SET EXERCISE: Every line holding the word "Berechnung" counts once. Give the total, nothing more.

[start]

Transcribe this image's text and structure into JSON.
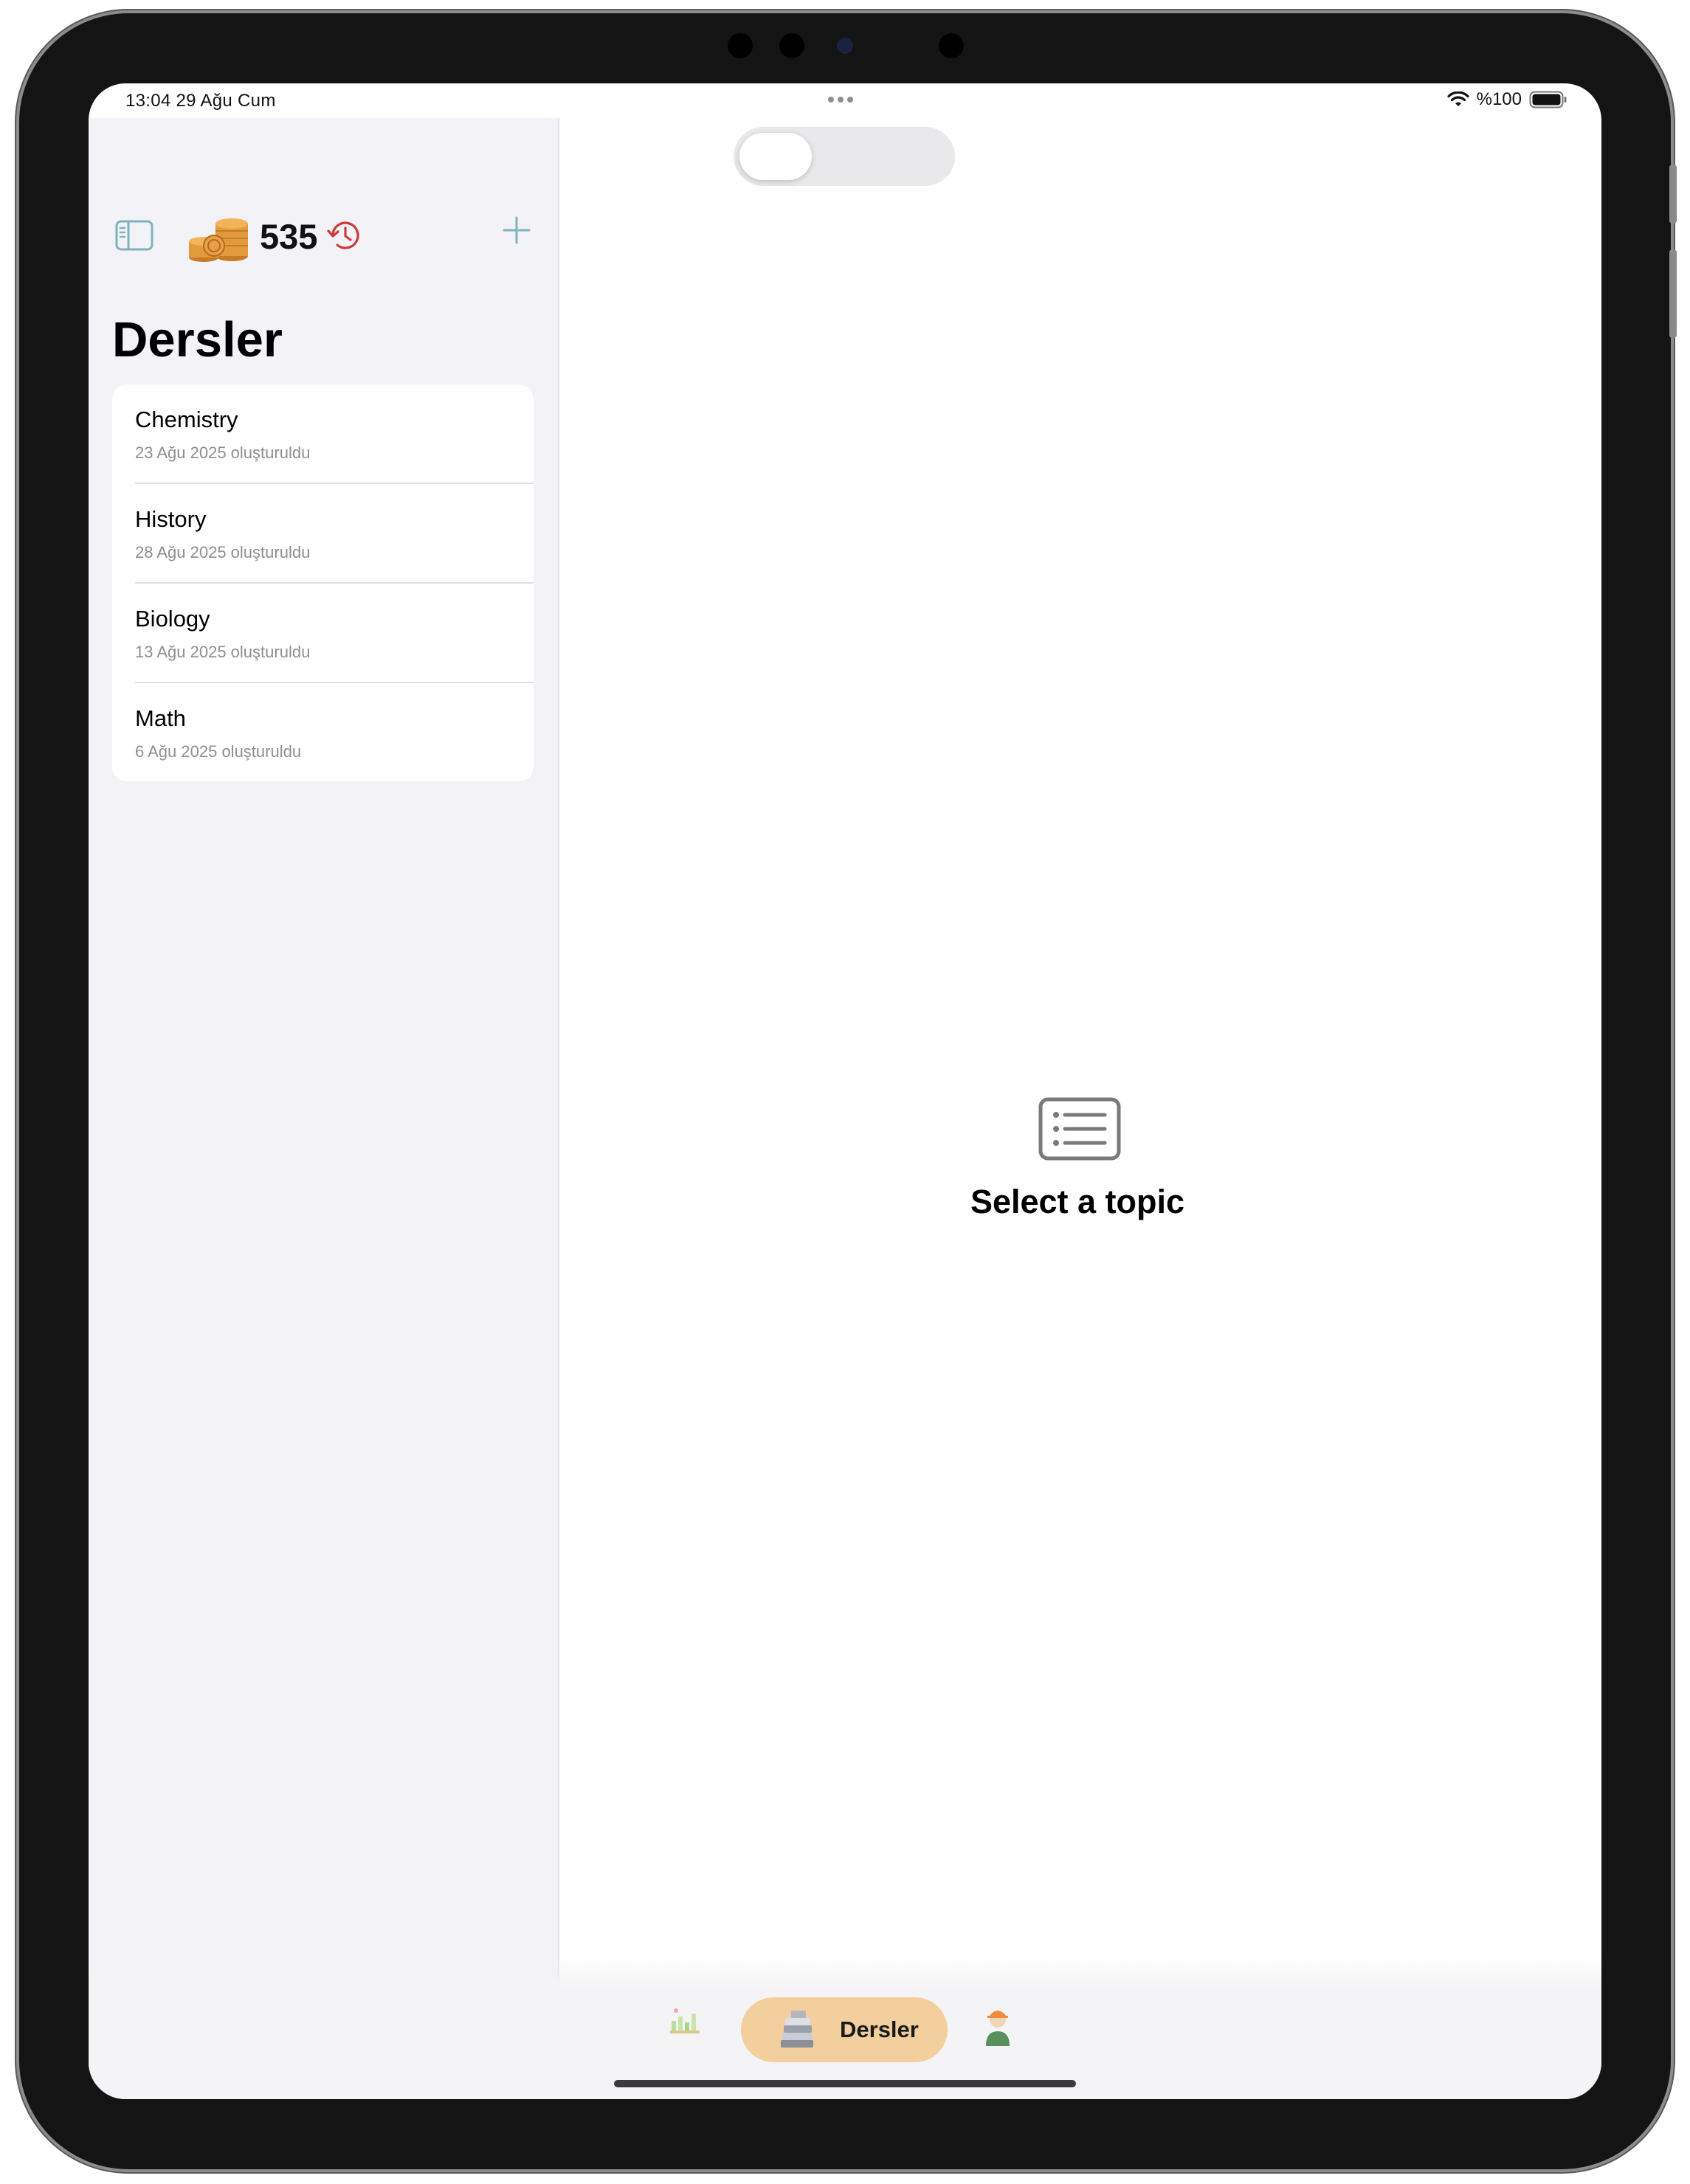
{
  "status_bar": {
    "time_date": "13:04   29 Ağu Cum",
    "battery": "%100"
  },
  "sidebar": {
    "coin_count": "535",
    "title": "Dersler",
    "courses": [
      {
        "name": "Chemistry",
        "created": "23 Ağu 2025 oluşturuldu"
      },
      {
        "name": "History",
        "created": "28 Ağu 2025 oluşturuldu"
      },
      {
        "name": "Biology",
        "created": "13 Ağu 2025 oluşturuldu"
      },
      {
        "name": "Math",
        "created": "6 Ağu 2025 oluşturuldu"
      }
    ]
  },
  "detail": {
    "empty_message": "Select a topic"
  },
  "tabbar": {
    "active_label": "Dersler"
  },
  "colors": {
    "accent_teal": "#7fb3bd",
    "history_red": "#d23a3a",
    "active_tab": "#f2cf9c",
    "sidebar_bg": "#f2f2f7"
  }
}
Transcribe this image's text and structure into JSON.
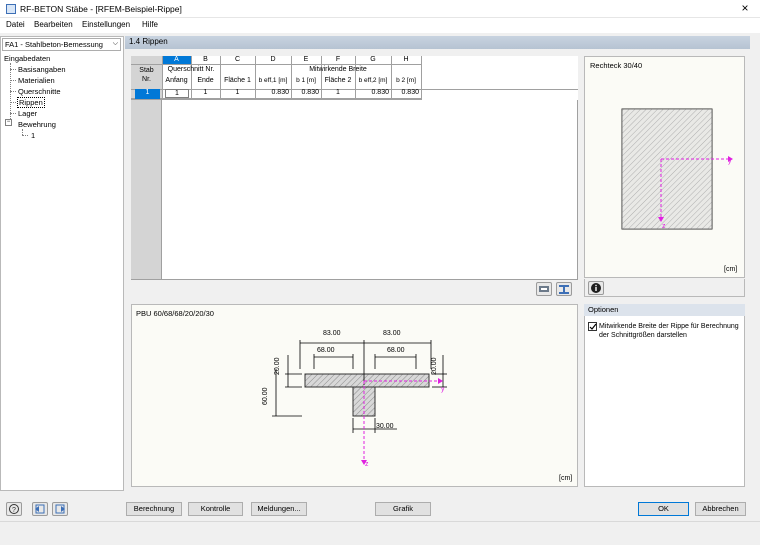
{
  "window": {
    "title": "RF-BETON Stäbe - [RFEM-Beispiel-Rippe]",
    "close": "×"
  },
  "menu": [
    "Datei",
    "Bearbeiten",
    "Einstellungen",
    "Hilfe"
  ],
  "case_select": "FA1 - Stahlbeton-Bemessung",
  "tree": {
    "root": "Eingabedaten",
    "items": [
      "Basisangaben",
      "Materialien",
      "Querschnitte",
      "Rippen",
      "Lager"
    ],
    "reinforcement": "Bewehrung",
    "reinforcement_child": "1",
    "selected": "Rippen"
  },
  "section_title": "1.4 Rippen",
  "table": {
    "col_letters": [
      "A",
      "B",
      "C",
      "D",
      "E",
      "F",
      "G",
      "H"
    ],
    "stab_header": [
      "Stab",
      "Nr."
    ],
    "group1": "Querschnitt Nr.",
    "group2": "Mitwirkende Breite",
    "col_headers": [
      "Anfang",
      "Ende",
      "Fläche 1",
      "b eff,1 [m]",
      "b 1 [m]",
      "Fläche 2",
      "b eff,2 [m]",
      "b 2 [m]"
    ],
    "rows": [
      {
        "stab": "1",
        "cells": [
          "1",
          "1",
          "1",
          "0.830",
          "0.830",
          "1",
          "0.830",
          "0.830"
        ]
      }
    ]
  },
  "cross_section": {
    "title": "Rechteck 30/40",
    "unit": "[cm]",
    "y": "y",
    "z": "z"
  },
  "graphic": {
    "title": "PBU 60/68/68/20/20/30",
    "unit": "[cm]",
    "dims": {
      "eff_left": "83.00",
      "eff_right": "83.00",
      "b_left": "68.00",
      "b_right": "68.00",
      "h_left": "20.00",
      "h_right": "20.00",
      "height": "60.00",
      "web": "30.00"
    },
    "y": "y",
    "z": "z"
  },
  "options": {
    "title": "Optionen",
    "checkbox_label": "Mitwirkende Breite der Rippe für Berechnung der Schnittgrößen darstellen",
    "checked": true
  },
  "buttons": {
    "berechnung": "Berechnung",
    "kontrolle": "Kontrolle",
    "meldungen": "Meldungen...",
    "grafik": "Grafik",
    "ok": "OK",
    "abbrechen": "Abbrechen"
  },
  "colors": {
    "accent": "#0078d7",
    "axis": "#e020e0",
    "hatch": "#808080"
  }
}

[end]

RIGHT ANSWER: 2